TO BE DONE. Work out how many lines contain "Espanha". Reply with the count alone.

Records from a data collection:
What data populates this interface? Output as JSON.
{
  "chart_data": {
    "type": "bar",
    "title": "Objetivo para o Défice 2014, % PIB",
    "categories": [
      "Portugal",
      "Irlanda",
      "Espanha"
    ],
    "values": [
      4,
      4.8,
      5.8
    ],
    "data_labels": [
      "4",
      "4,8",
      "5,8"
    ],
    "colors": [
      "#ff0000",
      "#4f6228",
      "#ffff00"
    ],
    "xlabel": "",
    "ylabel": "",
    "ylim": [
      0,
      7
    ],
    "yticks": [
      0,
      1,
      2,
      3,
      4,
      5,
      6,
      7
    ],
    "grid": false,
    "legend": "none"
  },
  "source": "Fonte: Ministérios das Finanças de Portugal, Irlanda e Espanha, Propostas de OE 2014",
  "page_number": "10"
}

FINISHED ANSWER. 2